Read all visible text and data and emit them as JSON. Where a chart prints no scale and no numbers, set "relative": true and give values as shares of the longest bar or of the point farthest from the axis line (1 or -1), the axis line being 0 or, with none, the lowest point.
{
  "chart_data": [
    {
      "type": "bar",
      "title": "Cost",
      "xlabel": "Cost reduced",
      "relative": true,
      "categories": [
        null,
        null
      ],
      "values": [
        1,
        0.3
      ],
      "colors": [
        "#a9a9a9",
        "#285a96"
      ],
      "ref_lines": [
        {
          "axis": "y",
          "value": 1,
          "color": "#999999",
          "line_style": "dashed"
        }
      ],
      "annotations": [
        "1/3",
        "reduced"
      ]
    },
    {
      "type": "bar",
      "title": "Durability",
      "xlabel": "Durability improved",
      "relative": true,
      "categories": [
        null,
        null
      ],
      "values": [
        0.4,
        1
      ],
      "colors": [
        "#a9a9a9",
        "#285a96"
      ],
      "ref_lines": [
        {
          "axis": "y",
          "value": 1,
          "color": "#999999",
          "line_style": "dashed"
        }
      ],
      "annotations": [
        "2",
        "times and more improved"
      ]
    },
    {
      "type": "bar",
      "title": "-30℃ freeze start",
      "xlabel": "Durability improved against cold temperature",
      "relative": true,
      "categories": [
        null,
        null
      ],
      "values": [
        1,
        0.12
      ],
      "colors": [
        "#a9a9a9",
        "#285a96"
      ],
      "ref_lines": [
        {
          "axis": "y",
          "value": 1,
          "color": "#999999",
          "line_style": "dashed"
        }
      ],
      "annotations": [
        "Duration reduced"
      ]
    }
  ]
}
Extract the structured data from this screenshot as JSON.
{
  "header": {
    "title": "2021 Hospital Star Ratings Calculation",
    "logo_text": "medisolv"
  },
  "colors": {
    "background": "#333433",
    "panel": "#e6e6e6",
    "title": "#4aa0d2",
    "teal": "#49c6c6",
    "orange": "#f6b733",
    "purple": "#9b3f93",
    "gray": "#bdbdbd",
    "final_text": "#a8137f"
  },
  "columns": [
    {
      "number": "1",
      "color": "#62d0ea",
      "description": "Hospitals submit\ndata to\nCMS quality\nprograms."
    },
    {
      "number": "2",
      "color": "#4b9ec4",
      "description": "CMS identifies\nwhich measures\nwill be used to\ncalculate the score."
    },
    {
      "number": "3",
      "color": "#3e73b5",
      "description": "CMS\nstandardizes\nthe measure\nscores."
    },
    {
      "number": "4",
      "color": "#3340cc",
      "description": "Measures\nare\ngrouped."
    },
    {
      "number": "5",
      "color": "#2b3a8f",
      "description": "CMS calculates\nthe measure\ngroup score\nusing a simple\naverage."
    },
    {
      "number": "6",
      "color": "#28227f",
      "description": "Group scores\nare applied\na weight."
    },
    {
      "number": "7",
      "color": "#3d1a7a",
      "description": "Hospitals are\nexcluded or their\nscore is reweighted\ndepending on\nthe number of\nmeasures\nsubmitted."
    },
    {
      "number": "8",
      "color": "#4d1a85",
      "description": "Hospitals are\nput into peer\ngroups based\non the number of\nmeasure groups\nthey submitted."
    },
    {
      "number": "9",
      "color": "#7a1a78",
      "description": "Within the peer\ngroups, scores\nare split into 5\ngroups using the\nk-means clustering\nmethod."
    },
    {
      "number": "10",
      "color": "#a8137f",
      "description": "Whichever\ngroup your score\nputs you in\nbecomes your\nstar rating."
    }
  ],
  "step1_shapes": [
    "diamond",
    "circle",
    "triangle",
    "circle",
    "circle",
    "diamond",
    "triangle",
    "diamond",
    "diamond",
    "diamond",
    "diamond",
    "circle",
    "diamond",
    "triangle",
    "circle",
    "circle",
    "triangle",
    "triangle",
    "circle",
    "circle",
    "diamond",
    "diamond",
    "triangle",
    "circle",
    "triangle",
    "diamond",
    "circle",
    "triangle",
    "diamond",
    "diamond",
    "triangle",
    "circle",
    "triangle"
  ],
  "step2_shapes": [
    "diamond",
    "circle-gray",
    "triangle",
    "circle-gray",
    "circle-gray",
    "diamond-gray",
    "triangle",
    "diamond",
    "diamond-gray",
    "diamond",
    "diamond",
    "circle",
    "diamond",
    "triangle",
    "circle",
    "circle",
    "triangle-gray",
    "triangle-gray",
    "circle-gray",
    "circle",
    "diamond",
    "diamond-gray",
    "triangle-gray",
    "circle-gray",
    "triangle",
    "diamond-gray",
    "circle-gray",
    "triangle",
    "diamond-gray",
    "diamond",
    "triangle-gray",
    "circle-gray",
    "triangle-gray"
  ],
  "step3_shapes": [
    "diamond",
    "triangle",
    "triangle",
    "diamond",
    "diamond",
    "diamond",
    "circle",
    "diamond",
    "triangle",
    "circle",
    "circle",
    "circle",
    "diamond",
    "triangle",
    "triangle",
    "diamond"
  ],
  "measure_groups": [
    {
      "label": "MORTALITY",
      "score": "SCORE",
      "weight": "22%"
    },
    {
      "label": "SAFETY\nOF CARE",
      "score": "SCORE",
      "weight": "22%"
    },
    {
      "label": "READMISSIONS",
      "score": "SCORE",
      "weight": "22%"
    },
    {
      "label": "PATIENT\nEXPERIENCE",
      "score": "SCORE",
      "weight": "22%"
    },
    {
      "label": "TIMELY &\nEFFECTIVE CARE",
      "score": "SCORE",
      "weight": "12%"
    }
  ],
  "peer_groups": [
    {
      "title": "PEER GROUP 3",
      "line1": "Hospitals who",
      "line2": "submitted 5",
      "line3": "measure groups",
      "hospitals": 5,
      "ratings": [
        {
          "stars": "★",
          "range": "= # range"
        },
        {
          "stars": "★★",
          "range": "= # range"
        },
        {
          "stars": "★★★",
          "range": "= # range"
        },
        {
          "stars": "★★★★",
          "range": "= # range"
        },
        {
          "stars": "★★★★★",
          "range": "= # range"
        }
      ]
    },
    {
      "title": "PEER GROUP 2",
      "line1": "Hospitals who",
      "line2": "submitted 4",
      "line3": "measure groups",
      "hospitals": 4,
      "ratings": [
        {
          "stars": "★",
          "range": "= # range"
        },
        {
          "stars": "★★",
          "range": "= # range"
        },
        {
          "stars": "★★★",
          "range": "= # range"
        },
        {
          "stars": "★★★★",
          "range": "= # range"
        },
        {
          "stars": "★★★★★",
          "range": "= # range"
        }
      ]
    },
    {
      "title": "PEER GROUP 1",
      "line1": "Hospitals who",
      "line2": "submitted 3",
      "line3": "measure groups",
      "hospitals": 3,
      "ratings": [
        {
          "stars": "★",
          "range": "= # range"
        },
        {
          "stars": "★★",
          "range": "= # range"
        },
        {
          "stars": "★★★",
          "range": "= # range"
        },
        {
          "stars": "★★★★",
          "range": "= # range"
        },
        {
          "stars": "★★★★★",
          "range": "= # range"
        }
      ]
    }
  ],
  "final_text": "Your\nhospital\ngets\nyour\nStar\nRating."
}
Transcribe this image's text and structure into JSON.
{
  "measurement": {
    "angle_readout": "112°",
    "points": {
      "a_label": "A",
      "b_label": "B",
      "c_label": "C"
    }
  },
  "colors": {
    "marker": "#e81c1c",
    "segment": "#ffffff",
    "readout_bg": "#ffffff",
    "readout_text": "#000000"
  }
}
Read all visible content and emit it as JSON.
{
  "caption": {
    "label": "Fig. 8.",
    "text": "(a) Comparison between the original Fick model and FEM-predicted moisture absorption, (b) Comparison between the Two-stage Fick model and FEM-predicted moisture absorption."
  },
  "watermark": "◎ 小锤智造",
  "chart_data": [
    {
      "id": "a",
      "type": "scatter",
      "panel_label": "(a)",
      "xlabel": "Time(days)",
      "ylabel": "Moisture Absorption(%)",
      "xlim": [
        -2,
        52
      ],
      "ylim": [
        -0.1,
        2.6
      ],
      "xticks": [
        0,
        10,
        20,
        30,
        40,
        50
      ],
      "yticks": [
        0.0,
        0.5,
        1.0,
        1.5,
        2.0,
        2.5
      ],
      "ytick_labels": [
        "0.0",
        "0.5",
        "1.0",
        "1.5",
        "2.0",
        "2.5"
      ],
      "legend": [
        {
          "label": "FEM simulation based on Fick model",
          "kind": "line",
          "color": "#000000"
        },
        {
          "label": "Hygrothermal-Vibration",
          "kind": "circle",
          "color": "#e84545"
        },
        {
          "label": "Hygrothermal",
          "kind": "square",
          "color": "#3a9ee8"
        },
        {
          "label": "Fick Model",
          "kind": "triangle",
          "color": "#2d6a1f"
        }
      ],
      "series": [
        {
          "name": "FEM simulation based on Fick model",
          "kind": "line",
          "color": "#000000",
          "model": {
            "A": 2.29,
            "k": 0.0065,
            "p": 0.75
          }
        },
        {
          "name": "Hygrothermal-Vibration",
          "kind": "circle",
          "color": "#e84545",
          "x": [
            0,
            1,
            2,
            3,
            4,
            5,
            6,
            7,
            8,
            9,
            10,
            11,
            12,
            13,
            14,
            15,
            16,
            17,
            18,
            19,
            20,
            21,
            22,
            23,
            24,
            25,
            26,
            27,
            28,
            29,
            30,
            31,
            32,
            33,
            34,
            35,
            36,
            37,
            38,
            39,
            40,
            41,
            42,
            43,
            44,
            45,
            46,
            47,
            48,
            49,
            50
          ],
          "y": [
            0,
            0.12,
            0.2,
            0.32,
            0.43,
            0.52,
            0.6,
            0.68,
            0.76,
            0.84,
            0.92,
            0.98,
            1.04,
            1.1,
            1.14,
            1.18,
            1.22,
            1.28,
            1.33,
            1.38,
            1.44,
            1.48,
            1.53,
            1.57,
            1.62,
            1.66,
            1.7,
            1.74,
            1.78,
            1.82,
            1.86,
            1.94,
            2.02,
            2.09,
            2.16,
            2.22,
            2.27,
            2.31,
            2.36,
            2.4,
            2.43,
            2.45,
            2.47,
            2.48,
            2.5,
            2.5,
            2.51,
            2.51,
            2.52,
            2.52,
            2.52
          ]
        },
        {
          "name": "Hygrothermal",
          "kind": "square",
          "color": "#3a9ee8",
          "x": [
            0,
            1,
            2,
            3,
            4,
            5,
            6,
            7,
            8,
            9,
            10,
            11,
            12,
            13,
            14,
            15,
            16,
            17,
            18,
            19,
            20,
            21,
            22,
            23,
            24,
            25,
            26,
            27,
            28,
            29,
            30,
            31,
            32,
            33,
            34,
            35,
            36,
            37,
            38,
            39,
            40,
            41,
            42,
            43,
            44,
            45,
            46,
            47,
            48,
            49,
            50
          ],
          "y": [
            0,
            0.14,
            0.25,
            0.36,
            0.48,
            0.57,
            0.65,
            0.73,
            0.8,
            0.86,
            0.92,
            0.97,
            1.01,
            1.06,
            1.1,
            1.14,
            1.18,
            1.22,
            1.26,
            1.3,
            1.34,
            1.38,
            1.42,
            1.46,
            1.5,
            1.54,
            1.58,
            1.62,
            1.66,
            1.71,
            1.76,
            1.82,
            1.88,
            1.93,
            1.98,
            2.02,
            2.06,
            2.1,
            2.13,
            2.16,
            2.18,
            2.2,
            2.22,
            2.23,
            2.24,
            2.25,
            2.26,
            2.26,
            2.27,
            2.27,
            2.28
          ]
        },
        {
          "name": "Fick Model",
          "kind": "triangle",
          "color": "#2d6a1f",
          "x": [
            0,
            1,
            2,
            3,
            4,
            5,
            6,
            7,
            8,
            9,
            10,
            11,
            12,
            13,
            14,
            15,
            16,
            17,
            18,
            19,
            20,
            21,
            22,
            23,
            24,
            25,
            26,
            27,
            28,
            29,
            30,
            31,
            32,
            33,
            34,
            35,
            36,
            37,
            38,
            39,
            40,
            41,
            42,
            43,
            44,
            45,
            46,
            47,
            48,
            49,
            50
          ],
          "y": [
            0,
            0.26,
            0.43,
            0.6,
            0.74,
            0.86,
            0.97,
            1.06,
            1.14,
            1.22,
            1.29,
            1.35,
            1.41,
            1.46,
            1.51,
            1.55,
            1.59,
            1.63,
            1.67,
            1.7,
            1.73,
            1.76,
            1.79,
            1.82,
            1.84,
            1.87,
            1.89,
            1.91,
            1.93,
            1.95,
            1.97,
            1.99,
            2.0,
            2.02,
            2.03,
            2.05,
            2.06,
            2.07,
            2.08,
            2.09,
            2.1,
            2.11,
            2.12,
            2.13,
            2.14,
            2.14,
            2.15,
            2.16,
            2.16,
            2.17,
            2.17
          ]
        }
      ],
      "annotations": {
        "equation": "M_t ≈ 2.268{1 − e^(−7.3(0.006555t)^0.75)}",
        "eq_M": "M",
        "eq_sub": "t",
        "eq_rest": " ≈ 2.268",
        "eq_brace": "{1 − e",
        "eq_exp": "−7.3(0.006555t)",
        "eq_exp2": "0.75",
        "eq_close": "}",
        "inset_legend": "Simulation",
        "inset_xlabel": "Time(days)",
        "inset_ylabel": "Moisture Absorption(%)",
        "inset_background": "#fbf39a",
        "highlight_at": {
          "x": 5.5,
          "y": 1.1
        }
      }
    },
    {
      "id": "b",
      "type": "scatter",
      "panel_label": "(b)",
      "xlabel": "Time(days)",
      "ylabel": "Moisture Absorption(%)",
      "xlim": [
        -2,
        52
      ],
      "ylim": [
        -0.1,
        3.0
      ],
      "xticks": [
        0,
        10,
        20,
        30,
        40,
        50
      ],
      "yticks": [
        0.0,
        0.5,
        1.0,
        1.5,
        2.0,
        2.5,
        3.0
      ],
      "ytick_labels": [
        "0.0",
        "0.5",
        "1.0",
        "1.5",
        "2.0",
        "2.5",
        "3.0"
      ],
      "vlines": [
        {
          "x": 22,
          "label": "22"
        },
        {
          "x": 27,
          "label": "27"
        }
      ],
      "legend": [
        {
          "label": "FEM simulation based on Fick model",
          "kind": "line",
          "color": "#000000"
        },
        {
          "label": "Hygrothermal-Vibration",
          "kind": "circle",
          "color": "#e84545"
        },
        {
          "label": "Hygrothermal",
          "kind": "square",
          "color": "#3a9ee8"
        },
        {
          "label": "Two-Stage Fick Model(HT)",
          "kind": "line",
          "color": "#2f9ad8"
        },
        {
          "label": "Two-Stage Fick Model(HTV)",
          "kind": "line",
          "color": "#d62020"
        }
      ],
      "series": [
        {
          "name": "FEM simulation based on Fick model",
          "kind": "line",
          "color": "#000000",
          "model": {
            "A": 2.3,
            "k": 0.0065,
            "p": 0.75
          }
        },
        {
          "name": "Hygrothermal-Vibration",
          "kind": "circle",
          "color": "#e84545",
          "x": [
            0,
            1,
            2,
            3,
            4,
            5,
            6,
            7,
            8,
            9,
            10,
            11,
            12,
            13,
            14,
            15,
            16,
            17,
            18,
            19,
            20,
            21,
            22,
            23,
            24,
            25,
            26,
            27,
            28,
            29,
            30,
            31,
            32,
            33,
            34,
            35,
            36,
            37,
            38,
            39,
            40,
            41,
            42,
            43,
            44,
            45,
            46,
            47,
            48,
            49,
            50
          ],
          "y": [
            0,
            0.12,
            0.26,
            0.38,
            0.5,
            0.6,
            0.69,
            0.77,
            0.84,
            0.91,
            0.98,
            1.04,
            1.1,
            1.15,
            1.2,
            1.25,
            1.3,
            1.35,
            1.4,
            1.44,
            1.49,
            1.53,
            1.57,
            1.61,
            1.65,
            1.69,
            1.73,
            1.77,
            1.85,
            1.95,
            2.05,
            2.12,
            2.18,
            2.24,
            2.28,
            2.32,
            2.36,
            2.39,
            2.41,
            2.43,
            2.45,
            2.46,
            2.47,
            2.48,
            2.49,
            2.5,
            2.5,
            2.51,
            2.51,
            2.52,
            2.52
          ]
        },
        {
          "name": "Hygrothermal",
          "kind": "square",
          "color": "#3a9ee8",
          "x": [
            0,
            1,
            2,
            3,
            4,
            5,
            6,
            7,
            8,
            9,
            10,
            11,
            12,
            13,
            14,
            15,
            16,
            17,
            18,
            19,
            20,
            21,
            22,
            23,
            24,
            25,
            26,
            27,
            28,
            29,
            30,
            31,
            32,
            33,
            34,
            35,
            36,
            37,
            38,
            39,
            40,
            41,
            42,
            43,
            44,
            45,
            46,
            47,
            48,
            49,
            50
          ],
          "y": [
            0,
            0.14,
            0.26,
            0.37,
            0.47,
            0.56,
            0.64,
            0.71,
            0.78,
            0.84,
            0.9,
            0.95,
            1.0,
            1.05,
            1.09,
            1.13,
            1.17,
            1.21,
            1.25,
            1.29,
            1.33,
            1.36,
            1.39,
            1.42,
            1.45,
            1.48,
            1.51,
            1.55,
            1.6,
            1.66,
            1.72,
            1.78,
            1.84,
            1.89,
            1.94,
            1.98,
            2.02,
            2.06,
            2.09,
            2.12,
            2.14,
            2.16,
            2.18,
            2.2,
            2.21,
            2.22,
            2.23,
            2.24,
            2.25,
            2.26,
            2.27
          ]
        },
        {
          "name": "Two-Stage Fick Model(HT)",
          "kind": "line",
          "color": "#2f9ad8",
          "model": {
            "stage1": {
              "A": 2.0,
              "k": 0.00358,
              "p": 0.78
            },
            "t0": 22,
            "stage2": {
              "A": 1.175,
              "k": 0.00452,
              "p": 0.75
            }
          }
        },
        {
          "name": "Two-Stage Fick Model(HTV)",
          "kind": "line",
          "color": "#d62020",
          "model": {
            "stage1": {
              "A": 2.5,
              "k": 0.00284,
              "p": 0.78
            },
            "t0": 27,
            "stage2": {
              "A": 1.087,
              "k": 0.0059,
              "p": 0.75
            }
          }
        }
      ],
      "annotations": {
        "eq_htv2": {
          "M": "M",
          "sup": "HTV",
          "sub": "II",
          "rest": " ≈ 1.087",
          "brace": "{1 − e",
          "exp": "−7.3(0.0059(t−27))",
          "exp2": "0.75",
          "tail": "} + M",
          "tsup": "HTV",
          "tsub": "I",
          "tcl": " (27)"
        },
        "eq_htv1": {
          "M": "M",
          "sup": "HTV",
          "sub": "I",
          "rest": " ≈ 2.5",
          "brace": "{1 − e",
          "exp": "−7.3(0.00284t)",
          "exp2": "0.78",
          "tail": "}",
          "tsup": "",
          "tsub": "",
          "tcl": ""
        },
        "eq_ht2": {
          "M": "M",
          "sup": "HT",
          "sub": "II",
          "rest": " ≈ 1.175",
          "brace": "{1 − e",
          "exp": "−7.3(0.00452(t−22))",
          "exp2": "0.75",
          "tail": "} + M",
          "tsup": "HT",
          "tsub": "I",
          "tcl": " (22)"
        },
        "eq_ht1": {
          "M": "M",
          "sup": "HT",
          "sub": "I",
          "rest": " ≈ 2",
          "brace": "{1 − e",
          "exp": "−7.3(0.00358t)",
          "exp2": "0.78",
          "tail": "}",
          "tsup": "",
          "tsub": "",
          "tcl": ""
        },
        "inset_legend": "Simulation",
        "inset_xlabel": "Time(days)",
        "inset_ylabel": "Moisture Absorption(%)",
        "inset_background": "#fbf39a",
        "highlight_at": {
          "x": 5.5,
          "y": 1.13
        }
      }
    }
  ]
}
□ □ □
-- Exercise description --
Only the number is wanted: how many lines in the data include the string "nare"?

-- Correct response --
3